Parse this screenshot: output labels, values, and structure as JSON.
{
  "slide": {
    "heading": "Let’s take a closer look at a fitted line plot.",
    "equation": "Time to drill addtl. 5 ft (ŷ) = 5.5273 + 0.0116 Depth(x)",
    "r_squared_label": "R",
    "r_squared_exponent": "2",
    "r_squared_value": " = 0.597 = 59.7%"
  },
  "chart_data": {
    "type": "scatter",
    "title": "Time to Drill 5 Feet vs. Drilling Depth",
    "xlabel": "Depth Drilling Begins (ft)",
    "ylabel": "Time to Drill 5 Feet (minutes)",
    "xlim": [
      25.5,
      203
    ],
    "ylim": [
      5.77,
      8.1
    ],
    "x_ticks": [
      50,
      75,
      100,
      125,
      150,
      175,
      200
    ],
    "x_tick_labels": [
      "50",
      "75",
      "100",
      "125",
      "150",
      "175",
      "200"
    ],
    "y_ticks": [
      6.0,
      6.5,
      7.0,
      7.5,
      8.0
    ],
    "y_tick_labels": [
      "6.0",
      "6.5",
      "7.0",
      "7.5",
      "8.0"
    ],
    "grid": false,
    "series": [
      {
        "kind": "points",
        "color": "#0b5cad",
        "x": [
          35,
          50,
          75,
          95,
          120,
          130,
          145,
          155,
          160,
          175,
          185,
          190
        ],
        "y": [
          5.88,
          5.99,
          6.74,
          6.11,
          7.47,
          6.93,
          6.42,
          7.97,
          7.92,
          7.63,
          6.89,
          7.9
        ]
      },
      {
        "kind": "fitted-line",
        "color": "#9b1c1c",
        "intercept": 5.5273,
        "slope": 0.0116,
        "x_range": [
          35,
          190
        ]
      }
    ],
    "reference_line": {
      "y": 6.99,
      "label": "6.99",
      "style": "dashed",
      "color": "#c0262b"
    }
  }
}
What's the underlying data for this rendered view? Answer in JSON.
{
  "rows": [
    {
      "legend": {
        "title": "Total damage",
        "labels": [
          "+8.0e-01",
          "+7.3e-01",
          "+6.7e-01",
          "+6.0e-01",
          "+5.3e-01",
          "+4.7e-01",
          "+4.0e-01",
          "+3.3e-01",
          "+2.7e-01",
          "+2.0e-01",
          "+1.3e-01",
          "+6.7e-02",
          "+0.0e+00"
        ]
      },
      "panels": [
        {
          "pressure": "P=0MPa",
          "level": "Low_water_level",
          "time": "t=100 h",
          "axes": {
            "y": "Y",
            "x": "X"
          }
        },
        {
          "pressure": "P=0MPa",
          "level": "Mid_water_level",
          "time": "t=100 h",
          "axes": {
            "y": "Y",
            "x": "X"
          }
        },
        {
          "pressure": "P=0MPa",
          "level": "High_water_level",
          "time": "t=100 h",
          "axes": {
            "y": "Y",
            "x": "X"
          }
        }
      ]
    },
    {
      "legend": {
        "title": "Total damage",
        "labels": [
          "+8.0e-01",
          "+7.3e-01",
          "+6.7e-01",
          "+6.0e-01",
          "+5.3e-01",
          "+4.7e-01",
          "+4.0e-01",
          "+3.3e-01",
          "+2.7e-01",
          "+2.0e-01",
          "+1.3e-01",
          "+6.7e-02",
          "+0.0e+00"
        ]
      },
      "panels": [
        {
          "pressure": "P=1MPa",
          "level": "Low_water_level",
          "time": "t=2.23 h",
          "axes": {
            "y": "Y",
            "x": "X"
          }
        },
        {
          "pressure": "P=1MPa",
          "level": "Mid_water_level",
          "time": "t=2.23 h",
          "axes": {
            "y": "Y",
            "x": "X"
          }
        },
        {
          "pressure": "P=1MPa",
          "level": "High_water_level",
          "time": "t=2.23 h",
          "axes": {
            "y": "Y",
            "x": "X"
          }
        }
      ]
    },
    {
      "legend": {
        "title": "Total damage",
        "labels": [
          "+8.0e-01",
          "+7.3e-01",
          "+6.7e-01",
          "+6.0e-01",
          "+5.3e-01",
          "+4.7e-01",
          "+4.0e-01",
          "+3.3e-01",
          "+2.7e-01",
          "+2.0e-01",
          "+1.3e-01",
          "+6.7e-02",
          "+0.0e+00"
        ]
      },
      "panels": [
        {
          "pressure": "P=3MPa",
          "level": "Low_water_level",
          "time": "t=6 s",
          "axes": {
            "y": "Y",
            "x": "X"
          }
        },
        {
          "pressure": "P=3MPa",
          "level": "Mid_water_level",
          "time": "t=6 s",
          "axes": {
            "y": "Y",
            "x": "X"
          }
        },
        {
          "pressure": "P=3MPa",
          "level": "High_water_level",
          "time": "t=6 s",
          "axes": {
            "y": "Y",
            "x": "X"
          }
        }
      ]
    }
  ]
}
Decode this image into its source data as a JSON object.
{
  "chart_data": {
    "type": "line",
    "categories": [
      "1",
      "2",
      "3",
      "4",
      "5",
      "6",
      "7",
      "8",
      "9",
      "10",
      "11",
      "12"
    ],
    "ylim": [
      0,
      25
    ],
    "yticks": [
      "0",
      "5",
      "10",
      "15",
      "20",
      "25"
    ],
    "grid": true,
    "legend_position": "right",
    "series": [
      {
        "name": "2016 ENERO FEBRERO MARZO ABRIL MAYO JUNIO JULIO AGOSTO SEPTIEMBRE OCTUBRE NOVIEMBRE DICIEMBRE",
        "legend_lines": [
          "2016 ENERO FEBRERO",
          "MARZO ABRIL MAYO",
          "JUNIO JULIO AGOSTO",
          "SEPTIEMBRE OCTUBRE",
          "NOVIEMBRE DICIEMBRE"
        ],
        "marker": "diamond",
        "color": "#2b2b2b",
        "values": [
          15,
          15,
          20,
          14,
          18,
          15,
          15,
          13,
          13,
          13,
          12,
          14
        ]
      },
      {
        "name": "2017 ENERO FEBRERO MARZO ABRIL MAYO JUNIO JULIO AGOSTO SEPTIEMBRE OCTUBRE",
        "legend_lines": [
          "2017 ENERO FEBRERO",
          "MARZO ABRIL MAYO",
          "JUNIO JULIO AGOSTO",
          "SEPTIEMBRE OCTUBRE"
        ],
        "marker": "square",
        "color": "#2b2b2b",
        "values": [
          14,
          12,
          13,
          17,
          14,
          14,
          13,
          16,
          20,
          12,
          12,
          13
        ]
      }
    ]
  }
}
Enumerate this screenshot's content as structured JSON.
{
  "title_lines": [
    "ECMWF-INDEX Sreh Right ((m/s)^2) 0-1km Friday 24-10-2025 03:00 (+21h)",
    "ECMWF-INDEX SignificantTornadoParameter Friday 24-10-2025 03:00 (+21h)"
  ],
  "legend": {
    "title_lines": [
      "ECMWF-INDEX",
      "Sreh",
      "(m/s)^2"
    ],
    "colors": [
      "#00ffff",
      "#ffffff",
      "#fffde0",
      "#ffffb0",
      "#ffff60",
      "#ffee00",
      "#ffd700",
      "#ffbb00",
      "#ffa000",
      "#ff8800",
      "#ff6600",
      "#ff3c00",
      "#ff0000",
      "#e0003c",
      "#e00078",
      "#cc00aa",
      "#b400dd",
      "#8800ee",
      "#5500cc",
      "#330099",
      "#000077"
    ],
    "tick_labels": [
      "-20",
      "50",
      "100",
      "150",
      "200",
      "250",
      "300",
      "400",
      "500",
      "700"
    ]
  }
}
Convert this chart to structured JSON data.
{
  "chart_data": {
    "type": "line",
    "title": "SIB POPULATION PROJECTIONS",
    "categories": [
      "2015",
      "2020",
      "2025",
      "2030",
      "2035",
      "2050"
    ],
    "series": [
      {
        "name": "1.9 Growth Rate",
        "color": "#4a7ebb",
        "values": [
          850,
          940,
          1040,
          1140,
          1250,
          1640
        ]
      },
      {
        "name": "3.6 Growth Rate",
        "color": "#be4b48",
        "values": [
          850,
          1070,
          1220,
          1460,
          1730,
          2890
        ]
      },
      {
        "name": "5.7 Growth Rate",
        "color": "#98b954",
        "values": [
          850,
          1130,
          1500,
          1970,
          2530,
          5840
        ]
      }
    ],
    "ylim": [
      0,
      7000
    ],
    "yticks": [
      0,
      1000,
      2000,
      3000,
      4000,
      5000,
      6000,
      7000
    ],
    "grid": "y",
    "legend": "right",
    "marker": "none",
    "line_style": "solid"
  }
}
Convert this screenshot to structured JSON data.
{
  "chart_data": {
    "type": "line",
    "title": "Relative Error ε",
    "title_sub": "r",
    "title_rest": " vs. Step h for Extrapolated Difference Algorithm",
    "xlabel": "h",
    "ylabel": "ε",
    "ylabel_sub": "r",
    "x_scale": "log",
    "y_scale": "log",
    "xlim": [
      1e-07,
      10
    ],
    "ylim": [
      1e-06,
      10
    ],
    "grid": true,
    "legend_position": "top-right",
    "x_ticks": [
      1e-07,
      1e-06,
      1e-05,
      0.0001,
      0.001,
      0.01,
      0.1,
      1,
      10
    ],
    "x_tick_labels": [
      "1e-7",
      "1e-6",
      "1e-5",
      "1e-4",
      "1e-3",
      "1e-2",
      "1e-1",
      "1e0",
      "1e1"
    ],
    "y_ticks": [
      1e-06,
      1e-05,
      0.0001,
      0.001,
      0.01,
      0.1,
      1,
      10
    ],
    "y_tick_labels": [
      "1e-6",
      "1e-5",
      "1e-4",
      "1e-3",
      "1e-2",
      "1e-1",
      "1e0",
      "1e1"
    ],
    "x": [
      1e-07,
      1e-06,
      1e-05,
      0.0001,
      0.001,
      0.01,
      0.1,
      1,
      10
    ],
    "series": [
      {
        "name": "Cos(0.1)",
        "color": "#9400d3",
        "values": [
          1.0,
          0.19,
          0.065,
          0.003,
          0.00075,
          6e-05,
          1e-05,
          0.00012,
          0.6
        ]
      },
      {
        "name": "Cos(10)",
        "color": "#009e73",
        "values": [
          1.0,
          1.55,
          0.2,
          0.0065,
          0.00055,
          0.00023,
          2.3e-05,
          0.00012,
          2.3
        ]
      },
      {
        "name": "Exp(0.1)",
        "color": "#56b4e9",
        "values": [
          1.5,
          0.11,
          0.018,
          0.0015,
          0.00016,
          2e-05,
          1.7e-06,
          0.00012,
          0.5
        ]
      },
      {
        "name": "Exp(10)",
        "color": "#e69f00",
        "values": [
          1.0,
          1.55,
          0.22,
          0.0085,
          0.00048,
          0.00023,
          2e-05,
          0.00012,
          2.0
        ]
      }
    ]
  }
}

**TASK INSTRUCTIONS**
Give the number of lines in the records that contain the string "xlabel", with no other output.

**FULL SOLUTION**
2